# Records provided
START
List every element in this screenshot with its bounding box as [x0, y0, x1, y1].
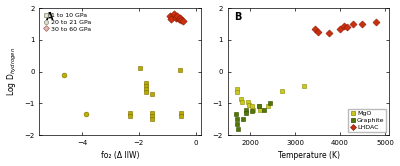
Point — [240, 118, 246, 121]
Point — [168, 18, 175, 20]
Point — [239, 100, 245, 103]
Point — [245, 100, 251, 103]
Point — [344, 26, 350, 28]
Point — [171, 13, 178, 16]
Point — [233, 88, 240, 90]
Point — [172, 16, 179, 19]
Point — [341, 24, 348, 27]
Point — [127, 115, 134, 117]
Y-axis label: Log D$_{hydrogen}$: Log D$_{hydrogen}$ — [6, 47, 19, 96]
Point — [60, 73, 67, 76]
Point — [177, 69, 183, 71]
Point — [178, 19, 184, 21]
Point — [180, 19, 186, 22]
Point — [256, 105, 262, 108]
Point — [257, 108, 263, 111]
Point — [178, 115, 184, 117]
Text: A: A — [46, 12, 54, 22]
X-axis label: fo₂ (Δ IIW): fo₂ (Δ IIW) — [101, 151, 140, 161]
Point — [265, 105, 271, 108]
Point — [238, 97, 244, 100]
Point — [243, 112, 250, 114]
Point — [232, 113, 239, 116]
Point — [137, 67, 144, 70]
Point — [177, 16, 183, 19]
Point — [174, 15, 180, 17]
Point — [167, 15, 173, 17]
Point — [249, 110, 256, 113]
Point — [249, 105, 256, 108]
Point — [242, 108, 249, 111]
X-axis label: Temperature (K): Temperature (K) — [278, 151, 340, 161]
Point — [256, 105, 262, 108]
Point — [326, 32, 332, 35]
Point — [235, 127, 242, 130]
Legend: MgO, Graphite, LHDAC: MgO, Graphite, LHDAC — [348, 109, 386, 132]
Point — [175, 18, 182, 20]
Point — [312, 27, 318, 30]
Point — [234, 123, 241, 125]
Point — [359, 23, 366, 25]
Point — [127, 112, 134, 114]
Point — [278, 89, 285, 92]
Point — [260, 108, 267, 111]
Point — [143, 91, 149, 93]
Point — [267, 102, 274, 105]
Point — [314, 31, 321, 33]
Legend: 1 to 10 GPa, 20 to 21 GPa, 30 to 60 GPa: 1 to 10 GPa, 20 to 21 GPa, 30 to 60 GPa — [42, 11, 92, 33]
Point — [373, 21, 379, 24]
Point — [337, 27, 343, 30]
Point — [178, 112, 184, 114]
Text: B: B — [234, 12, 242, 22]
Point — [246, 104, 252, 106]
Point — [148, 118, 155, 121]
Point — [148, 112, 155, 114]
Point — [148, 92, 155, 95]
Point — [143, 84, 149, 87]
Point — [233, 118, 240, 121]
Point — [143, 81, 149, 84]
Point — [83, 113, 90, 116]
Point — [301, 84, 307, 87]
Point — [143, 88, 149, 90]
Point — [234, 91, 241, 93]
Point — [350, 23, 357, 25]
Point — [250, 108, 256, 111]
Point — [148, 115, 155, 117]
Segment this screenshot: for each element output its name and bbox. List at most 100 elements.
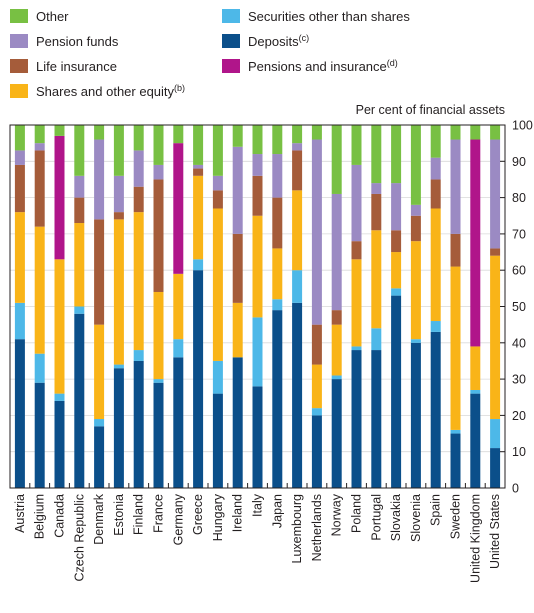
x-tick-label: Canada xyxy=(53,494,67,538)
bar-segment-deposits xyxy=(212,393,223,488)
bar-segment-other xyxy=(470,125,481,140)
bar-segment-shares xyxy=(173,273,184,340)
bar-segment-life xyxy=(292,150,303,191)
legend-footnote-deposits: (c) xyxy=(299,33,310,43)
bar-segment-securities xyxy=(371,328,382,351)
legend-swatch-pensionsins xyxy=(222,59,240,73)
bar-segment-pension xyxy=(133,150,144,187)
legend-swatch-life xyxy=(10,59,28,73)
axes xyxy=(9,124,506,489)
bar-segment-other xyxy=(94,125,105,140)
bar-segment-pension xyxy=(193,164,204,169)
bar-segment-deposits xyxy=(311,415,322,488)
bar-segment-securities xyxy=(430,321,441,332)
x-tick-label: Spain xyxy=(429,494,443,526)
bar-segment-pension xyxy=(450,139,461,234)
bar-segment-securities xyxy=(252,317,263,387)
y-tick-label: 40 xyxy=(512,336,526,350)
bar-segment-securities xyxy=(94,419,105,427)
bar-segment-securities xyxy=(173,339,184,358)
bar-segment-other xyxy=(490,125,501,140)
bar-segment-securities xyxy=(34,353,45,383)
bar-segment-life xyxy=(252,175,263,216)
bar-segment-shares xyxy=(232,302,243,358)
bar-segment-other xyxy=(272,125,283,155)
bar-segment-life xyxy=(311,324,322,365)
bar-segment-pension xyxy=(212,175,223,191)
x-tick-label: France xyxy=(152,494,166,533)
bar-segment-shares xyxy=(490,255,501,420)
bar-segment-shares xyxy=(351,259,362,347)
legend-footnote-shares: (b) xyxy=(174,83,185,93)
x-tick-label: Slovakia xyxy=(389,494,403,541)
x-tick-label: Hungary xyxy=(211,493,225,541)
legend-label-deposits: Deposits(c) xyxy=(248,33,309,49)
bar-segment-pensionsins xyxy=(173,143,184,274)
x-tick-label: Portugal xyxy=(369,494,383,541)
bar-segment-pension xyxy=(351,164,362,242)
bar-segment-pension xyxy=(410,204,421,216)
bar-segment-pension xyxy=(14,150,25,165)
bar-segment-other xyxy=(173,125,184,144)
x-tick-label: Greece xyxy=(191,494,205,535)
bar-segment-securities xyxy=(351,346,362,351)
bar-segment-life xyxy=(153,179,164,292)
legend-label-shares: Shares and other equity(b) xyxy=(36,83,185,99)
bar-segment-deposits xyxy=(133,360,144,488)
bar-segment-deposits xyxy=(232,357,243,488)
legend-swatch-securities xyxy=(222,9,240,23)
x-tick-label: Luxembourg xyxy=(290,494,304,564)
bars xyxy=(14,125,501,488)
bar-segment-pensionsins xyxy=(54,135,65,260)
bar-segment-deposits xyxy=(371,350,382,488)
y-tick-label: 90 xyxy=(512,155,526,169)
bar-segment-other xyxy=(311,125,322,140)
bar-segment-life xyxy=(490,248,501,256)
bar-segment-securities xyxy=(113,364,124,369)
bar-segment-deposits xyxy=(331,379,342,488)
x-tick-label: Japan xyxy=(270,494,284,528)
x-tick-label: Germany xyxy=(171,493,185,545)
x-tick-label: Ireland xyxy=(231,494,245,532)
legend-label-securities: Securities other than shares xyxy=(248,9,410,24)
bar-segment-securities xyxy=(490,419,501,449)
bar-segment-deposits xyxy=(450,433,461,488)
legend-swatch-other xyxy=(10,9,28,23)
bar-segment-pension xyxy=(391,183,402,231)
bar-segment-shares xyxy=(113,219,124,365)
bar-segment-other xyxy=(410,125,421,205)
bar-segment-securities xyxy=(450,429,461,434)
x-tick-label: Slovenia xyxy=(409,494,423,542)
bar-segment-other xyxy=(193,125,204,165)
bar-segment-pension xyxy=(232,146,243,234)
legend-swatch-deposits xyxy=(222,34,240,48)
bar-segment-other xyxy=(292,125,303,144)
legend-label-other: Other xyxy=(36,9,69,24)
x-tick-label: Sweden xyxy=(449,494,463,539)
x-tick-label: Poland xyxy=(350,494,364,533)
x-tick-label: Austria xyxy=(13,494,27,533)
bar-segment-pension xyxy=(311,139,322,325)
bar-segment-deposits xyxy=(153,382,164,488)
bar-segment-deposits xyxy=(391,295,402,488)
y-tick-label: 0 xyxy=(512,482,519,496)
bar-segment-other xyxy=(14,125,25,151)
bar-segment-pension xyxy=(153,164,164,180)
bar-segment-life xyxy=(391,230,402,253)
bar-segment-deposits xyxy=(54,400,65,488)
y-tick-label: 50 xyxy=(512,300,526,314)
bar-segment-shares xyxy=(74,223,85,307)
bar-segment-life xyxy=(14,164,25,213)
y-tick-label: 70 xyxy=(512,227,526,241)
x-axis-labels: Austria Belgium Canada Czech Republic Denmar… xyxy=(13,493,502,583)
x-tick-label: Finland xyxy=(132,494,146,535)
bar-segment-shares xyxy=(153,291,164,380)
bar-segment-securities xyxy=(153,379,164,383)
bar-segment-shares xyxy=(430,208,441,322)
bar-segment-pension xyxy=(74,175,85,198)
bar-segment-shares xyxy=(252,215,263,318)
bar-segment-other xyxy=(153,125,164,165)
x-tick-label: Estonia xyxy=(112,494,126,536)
END
# Exercise prompt
Retype, character for character, the records beginning with the line that contains "Point — [240, 118, 246, 121]" and continuing through the line that contains "Text: A: A — [46, 12, 54, 22]", including both of those lines.

# Answer to this problem
Point — [240, 118, 246, 121]
Point — [168, 18, 175, 20]
Point — [239, 100, 245, 103]
Point — [245, 100, 251, 103]
Point — [344, 26, 350, 28]
Point — [171, 13, 178, 16]
Point — [233, 88, 240, 90]
Point — [172, 16, 179, 19]
Point — [341, 24, 348, 27]
Point — [127, 115, 134, 117]
Y-axis label: Log D$_{hydrogen}$: Log D$_{hydrogen}$ — [6, 47, 19, 96]
Point — [60, 73, 67, 76]
Point — [177, 69, 183, 71]
Point — [178, 19, 184, 21]
Point — [180, 19, 186, 22]
Point — [256, 105, 262, 108]
Point — [257, 108, 263, 111]
Point — [178, 115, 184, 117]
Text: A: A — [46, 12, 54, 22]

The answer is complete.